• [The exercise] Write these lines out again, changing every "gridline-vertical" to "vertical-gridline" and leaving everything else as it is. Leave the pictures out of your answer.
— BEGIN —
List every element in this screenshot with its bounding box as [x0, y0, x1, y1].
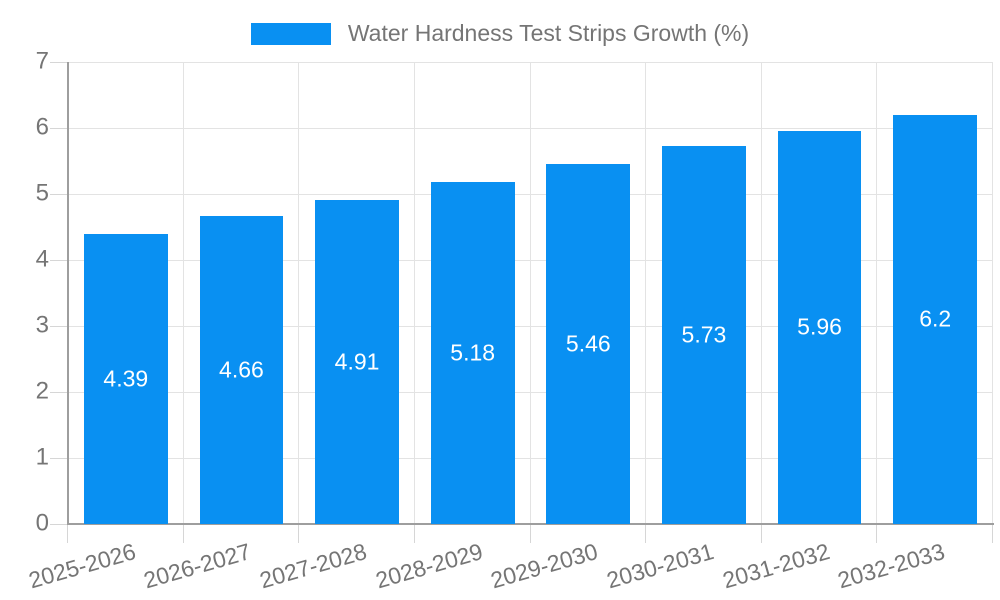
legend-swatch — [250, 22, 331, 45]
y-axis-tick — [50, 458, 68, 459]
y-axis-tick — [50, 128, 68, 129]
plot-area: 0 1 2 3 4 5 6 7 4.39 2025-2026 4.66 2026-2027 4.91 20… — [26, 49, 994, 593]
gridline-horizontal — [68, 128, 993, 129]
y-axis-tick — [50, 62, 68, 63]
gridline-horizontal — [68, 326, 993, 327]
y-axis-tick-label: 4 — [35, 245, 49, 273]
x-axis-category-label: 2029-2030 — [488, 538, 601, 594]
x-axis-tick — [760, 524, 762, 543]
x-axis-tick — [67, 524, 68, 543]
x-axis-category-label: 2031-2032 — [719, 538, 833, 594]
y-axis-tick — [50, 326, 68, 327]
x-axis-line — [67, 523, 994, 525]
y-axis-tick-label: 3 — [35, 311, 49, 339]
legend-label: Water Hardness Test Strips Growth (%) — [347, 20, 750, 46]
gridline-horizontal — [68, 392, 993, 393]
y-axis-tick-label: 2 — [35, 377, 49, 405]
bar-value-label: 5.18 — [450, 339, 496, 366]
bar — [315, 199, 399, 524]
y-axis-tick-label: 0 — [35, 509, 49, 537]
bar-value-label: 4.66 — [219, 356, 264, 383]
bar — [546, 163, 631, 524]
gridline-vertical — [413, 62, 415, 524]
x-axis-tick — [876, 524, 878, 543]
y-axis-tick — [50, 392, 68, 393]
bar-value-label: 5.96 — [797, 313, 842, 340]
gridline-horizontal — [68, 194, 993, 195]
x-axis-tick — [298, 524, 300, 543]
gridline-vertical — [298, 62, 300, 524]
bar-value-label: 5.73 — [681, 321, 727, 348]
x-axis-category-label: 2027-2028 — [256, 538, 370, 594]
y-axis-tick — [50, 194, 68, 195]
bar — [662, 145, 746, 524]
bar — [777, 130, 862, 524]
gridline-horizontal — [68, 458, 993, 459]
y-axis-tick-label: 1 — [35, 443, 49, 471]
x-axis-category-label: 2026-2027 — [141, 538, 255, 594]
gridline-vertical — [876, 62, 878, 524]
y-axis-tick — [50, 260, 68, 261]
x-axis-category-label: 2032-2033 — [834, 538, 948, 594]
x-axis-tick — [529, 524, 531, 543]
bar — [893, 114, 978, 524]
y-axis-tick-label: 5 — [35, 179, 49, 207]
x-axis-tick — [992, 524, 993, 543]
bar-value-label: 4.91 — [334, 348, 380, 375]
gridline-vertical — [645, 62, 647, 524]
y-axis-line — [67, 62, 69, 524]
x-axis-category-label: 2025-2026 — [25, 538, 139, 594]
bar-value-label: 4.39 — [103, 365, 149, 392]
gridline-horizontal — [68, 260, 993, 261]
bar — [83, 234, 168, 524]
x-axis-tick — [645, 524, 647, 543]
gridline-horizontal — [68, 62, 993, 63]
gridline-vertical — [182, 62, 184, 524]
y-axis-tick — [50, 524, 68, 525]
x-axis-tick — [413, 524, 415, 543]
gridline-vertical — [529, 62, 531, 524]
bar — [430, 182, 515, 524]
bar — [199, 216, 284, 524]
y-axis-tick-label: 6 — [35, 113, 49, 141]
bar-value-label: 6.2 — [919, 305, 952, 332]
x-axis-category-label: 2028-2029 — [372, 538, 486, 594]
x-axis-tick — [182, 524, 184, 543]
legend: Water Hardness Test Strips Growth (%) — [0, 20, 1000, 47]
y-axis-tick-label: 7 — [35, 47, 49, 75]
gridline-vertical — [992, 62, 993, 524]
x-axis-category-label: 2030-2031 — [603, 538, 717, 594]
bar-value-label: 5.46 — [565, 330, 611, 357]
gridline-vertical — [760, 62, 762, 524]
— END —
• [Response to this task]
List every element in this screenshot with its bounding box as [x0, y0, x1, y1].
legend-swatch — [250, 22, 331, 45]
y-axis-tick — [50, 458, 68, 459]
y-axis-tick — [50, 128, 68, 129]
plot-area: 0 1 2 3 4 5 6 7 4.39 2025-2026 4.66 2026-2027 4.91 20… — [26, 49, 994, 593]
gridline-horizontal — [68, 128, 993, 129]
y-axis-tick — [50, 62, 68, 63]
gridline-horizontal — [68, 326, 993, 327]
y-axis-tick-label: 4 — [35, 245, 49, 273]
x-axis-category-label: 2029-2030 — [488, 538, 601, 594]
x-axis-tick — [760, 524, 762, 543]
x-axis-tick — [67, 524, 68, 543]
x-axis-category-label: 2031-2032 — [719, 538, 833, 594]
y-axis-tick — [50, 326, 68, 327]
x-axis-line — [67, 523, 994, 525]
y-axis-tick-label: 3 — [35, 311, 49, 339]
legend-label: Water Hardness Test Strips Growth (%) — [347, 20, 750, 46]
gridline-horizontal — [68, 392, 993, 393]
y-axis-tick-label: 2 — [35, 377, 49, 405]
bar-value-label: 5.18 — [450, 339, 496, 366]
bar — [315, 199, 399, 524]
y-axis-tick-label: 0 — [35, 509, 49, 537]
bar-value-label: 4.66 — [219, 356, 264, 383]
bar — [546, 163, 631, 524]
vertical-gridline — [413, 62, 415, 524]
x-axis-tick — [876, 524, 878, 543]
y-axis-tick — [50, 392, 68, 393]
bar-value-label: 5.96 — [797, 313, 842, 340]
gridline-horizontal — [68, 194, 993, 195]
x-axis-tick — [298, 524, 300, 543]
vertical-gridline — [298, 62, 300, 524]
bar-value-label: 5.73 — [681, 321, 727, 348]
x-axis-category-label: 2027-2028 — [256, 538, 370, 594]
y-axis-tick — [50, 194, 68, 195]
bar — [662, 145, 746, 524]
bar — [777, 130, 862, 524]
gridline-horizontal — [68, 458, 993, 459]
y-axis-tick-label: 1 — [35, 443, 49, 471]
x-axis-category-label: 2026-2027 — [141, 538, 255, 594]
vertical-gridline — [876, 62, 878, 524]
y-axis-tick — [50, 260, 68, 261]
x-axis-category-label: 2032-2033 — [834, 538, 948, 594]
x-axis-tick — [529, 524, 531, 543]
bar — [893, 114, 978, 524]
y-axis-tick-label: 5 — [35, 179, 49, 207]
x-axis-tick — [992, 524, 993, 543]
bar-value-label: 4.91 — [334, 348, 380, 375]
vertical-gridline — [645, 62, 647, 524]
y-axis-line — [67, 62, 69, 524]
x-axis-category-label: 2025-2026 — [25, 538, 139, 594]
bar-value-label: 4.39 — [103, 365, 149, 392]
gridline-horizontal — [68, 260, 993, 261]
bar — [83, 234, 168, 524]
x-axis-tick — [645, 524, 647, 543]
gridline-horizontal — [68, 62, 993, 63]
vertical-gridline — [182, 62, 184, 524]
y-axis-tick — [50, 524, 68, 525]
x-axis-tick — [413, 524, 415, 543]
vertical-gridline — [529, 62, 531, 524]
bar — [430, 182, 515, 524]
bar — [199, 216, 284, 524]
y-axis-tick-label: 6 — [35, 113, 49, 141]
bar-value-label: 6.2 — [919, 305, 952, 332]
x-axis-category-label: 2028-2029 — [372, 538, 486, 594]
x-axis-tick — [182, 524, 184, 543]
legend: Water Hardness Test Strips Growth (%) — [0, 20, 1000, 47]
y-axis-tick-label: 7 — [35, 47, 49, 75]
vertical-gridline — [992, 62, 993, 524]
x-axis-category-label: 2030-2031 — [603, 538, 717, 594]
bar-value-label: 5.46 — [565, 330, 611, 357]
vertical-gridline — [760, 62, 762, 524]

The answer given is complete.